## THE PROBLEM
Say how many lines include the word "text", using only a number.

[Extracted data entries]

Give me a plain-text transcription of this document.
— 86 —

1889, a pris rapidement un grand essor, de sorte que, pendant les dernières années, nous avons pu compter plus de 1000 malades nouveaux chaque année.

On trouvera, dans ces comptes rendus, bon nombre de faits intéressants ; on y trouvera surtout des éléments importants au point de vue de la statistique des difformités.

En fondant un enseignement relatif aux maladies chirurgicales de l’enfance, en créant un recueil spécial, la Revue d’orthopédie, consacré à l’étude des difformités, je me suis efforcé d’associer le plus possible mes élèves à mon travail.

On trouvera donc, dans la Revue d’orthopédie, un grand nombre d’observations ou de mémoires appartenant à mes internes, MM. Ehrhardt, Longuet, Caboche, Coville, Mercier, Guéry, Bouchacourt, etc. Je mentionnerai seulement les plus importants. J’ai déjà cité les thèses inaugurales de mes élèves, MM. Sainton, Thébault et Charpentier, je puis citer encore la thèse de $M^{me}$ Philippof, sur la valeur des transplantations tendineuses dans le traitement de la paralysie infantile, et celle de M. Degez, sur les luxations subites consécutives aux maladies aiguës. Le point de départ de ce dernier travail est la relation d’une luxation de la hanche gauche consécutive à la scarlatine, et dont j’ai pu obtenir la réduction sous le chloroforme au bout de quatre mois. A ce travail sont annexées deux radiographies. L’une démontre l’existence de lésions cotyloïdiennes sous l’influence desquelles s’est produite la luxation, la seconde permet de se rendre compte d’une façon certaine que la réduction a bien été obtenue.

---

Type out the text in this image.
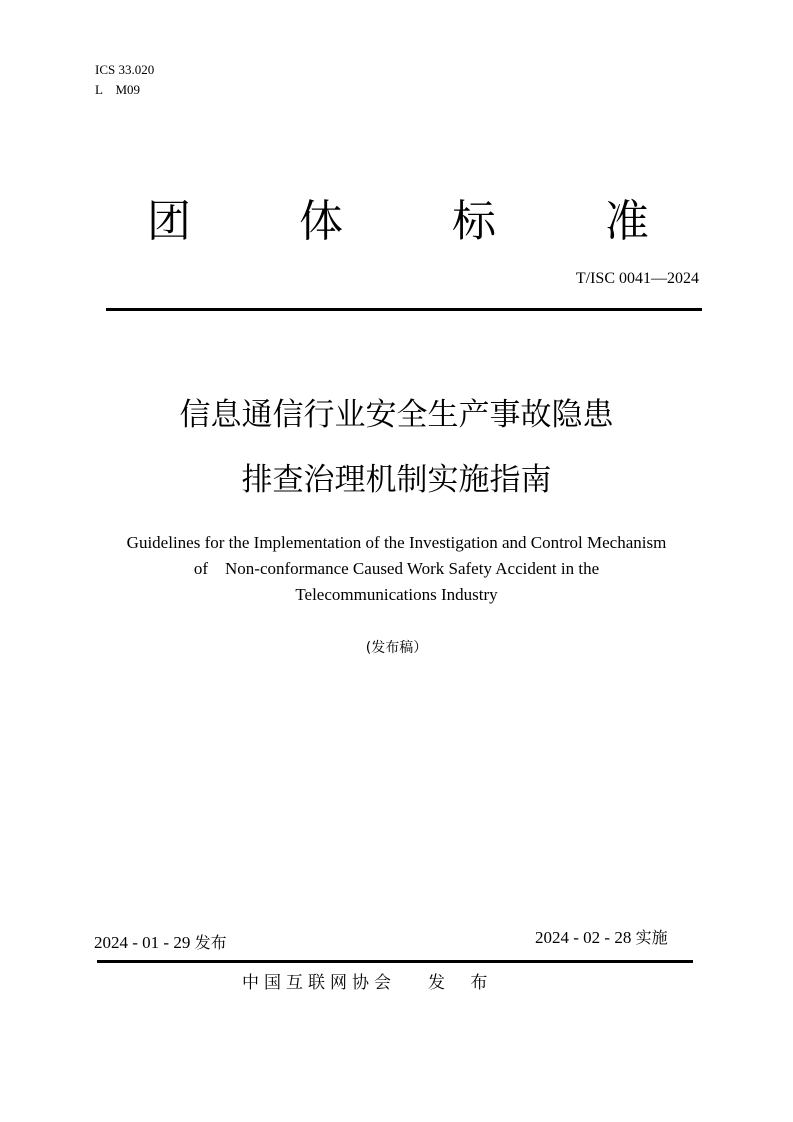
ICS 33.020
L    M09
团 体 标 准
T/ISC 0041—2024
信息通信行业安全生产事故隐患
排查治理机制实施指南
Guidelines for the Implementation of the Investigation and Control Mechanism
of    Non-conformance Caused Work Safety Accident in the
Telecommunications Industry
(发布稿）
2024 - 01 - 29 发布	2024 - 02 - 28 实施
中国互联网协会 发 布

---

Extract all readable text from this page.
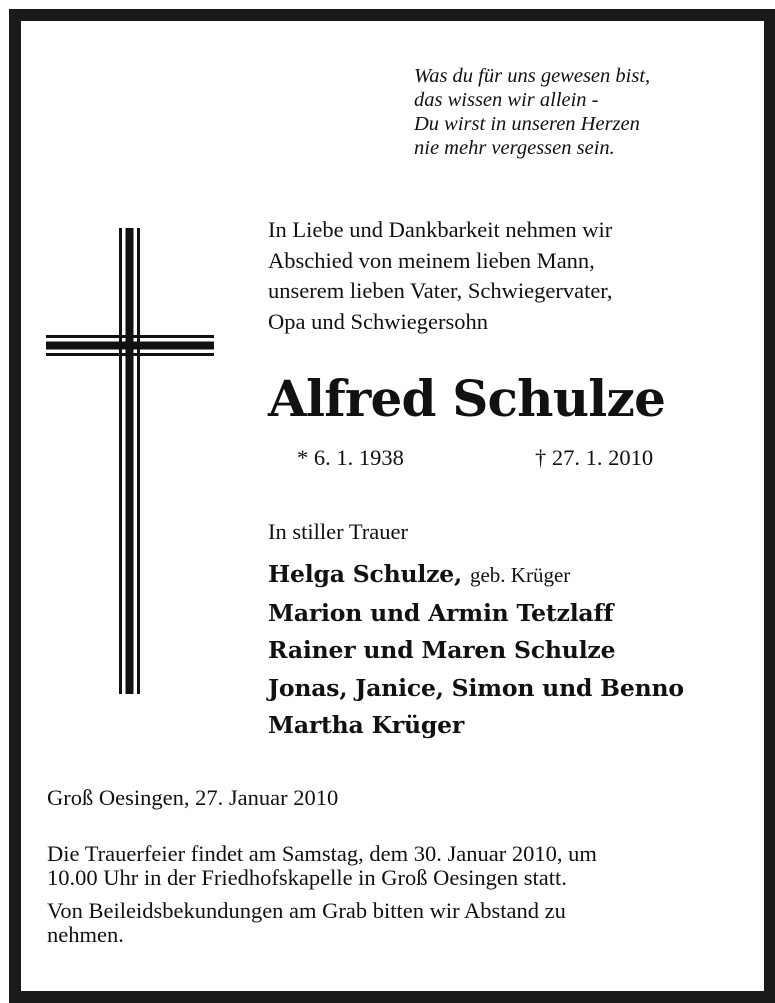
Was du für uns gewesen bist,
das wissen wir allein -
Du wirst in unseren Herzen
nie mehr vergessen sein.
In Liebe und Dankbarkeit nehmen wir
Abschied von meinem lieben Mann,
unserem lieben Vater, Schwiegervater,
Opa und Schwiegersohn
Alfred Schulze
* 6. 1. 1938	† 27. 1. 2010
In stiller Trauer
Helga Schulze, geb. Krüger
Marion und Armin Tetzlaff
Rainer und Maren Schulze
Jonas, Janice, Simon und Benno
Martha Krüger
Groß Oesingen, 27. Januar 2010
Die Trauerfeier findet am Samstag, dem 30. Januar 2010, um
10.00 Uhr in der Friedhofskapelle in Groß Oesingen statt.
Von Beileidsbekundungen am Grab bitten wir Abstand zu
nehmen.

## SOLUTION TO THIS TASK
3